Stored entries →
******

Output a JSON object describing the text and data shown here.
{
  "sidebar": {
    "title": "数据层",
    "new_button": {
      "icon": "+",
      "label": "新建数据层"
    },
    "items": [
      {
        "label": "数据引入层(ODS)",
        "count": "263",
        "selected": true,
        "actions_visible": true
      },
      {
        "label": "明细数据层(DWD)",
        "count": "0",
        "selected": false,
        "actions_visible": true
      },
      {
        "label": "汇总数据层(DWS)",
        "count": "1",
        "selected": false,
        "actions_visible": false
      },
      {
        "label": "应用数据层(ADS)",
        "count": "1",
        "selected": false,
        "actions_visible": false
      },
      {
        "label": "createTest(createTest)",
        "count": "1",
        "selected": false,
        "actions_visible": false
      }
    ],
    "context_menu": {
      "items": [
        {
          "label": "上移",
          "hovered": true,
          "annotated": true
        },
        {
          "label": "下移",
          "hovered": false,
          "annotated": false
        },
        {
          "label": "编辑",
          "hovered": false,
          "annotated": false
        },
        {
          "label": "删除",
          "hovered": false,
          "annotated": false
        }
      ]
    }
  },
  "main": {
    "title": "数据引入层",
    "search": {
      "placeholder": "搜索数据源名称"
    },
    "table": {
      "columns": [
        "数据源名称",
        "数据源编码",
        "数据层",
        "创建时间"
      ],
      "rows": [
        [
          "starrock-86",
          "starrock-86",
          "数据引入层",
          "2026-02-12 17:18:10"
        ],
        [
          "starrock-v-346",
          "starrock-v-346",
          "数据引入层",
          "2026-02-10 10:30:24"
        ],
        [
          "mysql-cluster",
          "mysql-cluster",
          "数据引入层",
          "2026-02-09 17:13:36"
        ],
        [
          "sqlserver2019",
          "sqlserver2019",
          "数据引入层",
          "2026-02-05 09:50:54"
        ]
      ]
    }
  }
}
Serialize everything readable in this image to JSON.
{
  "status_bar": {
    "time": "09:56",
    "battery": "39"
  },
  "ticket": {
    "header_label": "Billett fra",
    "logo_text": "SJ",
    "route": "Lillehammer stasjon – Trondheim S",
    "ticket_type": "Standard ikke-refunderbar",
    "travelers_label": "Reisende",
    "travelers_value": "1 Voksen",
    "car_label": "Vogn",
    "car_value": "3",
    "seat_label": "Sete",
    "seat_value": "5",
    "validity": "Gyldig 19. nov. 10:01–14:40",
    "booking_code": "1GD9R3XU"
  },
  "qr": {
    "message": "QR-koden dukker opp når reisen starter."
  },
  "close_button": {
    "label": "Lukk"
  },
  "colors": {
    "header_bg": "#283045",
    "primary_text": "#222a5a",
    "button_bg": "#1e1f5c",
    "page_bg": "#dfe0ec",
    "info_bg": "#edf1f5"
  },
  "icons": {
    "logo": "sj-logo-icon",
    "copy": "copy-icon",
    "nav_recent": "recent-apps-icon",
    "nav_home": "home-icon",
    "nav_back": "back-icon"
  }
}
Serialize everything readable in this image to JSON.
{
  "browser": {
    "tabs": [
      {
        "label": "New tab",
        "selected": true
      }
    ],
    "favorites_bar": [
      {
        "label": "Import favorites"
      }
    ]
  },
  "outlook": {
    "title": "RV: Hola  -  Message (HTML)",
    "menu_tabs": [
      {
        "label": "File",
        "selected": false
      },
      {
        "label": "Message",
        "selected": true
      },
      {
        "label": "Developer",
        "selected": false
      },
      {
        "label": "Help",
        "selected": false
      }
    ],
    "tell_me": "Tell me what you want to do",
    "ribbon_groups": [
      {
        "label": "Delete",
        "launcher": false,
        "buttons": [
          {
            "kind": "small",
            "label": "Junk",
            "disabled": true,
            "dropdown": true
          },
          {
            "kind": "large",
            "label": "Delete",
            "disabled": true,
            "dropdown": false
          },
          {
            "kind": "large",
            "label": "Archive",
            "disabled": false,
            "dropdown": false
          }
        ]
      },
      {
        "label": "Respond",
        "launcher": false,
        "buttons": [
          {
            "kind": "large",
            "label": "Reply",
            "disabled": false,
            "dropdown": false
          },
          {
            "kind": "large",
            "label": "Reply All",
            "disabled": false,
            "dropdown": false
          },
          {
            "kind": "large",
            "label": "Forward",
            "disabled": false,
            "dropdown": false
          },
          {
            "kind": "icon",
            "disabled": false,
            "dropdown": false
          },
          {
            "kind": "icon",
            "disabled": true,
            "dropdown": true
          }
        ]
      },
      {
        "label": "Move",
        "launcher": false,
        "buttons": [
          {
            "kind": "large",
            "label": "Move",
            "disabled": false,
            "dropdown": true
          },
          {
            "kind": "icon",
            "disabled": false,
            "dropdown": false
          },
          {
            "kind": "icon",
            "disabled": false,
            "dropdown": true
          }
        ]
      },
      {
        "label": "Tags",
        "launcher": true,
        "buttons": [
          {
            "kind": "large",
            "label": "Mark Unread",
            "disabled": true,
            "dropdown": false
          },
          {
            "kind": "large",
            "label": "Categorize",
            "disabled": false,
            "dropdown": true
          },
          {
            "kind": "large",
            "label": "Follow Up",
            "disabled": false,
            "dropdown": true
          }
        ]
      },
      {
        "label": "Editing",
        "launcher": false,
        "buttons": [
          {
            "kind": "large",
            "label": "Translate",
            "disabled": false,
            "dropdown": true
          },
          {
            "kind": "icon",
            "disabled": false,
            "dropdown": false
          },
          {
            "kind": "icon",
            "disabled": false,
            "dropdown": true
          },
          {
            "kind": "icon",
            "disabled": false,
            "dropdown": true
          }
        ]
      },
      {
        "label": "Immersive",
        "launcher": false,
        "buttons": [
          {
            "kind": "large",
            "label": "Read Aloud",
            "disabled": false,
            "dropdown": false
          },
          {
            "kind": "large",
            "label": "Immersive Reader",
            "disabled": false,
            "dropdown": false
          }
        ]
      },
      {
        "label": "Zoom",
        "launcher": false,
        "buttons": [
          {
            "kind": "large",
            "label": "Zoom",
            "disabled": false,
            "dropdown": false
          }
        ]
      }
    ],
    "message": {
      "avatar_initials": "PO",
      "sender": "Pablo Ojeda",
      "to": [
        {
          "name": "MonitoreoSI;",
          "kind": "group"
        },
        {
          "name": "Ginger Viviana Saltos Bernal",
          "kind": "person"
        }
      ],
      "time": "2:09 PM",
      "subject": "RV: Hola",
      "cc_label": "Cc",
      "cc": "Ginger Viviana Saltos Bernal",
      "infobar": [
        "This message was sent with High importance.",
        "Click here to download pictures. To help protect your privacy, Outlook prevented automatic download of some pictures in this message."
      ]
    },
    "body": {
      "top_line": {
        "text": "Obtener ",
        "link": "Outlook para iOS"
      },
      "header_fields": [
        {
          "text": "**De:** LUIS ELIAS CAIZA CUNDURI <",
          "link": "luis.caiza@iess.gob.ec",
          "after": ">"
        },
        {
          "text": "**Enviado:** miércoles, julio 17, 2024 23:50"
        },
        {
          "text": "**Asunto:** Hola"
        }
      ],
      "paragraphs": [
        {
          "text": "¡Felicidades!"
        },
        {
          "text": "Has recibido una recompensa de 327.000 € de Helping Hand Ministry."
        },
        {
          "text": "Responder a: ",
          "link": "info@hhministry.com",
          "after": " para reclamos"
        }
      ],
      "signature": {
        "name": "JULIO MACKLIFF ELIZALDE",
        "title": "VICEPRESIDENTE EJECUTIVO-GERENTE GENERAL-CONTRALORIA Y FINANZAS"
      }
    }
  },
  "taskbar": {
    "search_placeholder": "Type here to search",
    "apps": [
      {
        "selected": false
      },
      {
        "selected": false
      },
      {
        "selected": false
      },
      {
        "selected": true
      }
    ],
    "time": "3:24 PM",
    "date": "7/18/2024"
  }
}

******

Exercise description →
From the material above, count the lines that include "Hola" and give only the total.

Solution →
3